** BEGIN **

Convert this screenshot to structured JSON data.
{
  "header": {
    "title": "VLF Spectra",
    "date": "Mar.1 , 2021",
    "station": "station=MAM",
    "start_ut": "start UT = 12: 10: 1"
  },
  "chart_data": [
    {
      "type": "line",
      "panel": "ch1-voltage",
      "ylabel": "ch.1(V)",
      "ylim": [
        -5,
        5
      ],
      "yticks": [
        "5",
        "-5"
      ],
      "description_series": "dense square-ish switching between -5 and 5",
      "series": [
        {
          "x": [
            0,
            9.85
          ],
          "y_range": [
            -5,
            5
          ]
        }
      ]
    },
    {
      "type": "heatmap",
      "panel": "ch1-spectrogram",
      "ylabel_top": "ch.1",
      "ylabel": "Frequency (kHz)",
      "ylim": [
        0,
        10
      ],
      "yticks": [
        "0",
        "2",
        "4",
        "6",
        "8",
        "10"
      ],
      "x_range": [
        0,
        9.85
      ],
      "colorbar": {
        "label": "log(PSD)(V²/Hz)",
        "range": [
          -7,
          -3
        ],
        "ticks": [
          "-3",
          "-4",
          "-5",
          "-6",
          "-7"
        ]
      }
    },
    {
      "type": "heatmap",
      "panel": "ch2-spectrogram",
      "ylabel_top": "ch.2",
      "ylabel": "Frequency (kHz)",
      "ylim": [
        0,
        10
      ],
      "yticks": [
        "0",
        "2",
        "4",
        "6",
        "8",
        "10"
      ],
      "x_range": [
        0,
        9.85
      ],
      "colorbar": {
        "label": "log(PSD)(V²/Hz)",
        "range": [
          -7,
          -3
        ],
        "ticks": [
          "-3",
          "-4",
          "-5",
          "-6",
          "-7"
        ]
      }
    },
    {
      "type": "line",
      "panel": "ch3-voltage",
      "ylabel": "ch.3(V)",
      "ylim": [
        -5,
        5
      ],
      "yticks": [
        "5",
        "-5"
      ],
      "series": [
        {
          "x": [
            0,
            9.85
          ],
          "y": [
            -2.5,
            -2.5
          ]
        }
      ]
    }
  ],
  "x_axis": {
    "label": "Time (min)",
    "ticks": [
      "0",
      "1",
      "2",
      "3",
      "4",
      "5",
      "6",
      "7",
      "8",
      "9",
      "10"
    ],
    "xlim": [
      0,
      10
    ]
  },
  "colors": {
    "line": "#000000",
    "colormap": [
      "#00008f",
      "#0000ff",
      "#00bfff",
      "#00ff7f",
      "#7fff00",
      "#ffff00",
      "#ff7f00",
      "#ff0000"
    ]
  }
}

** END **

Could you transcribe the records in full, exactly?

FINISHED TASK
Convert this screenshot to structured JSON data.
{
  "header": {
    "title": "VLF Spectra",
    "date": "Mar.1 , 2021",
    "station": "station=MAM",
    "start_ut": "start UT = 12: 10: 1"
  },
  "chart_data": [
    {
      "type": "line",
      "panel": "ch1-voltage",
      "ylabel": "ch.1(V)",
      "ylim": [
        -5,
        5
      ],
      "yticks": [
        "5",
        "-5"
      ],
      "description_series": "dense square-ish switching between -5 and 5",
      "series": [
        {
          "x": [
            0,
            9.85
          ],
          "y_range": [
            -5,
            5
          ]
        }
      ]
    },
    {
      "type": "heatmap",
      "panel": "ch1-spectrogram",
      "ylabel_top": "ch.1",
      "ylabel": "Frequency (kHz)",
      "ylim": [
        0,
        10
      ],
      "yticks": [
        "0",
        "2",
        "4",
        "6",
        "8",
        "10"
      ],
      "x_range": [
        0,
        9.85
      ],
      "colorbar": {
        "label": "log(PSD)(V²/Hz)",
        "range": [
          -7,
          -3
        ],
        "ticks": [
          "-3",
          "-4",
          "-5",
          "-6",
          "-7"
        ]
      }
    },
    {
      "type": "heatmap",
      "panel": "ch2-spectrogram",
      "ylabel_top": "ch.2",
      "ylabel": "Frequency (kHz)",
      "ylim": [
        0,
        10
      ],
      "yticks": [
        "0",
        "2",
        "4",
        "6",
        "8",
        "10"
      ],
      "x_range": [
        0,
        9.85
      ],
      "colorbar": {
        "label": "log(PSD)(V²/Hz)",
        "range": [
          -7,
          -3
        ],
        "ticks": [
          "-3",
          "-4",
          "-5",
          "-6",
          "-7"
        ]
      }
    },
    {
      "type": "line",
      "panel": "ch3-voltage",
      "ylabel": "ch.3(V)",
      "ylim": [
        -5,
        5
      ],
      "yticks": [
        "5",
        "-5"
      ],
      "series": [
        {
          "x": [
            0,
            9.85
          ],
          "y": [
            -2.5,
            -2.5
          ]
        }
      ]
    }
  ],
  "x_axis": {
    "label": "Time (min)",
    "ticks": [
      "0",
      "1",
      "2",
      "3",
      "4",
      "5",
      "6",
      "7",
      "8",
      "9",
      "10"
    ],
    "xlim": [
      0,
      10
    ]
  },
  "colors": {
    "line": "#000000",
    "colormap": [
      "#00008f",
      "#0000ff",
      "#00bfff",
      "#00ff7f",
      "#7fff00",
      "#ffff00",
      "#ff7f00",
      "#ff0000"
    ]
  }
}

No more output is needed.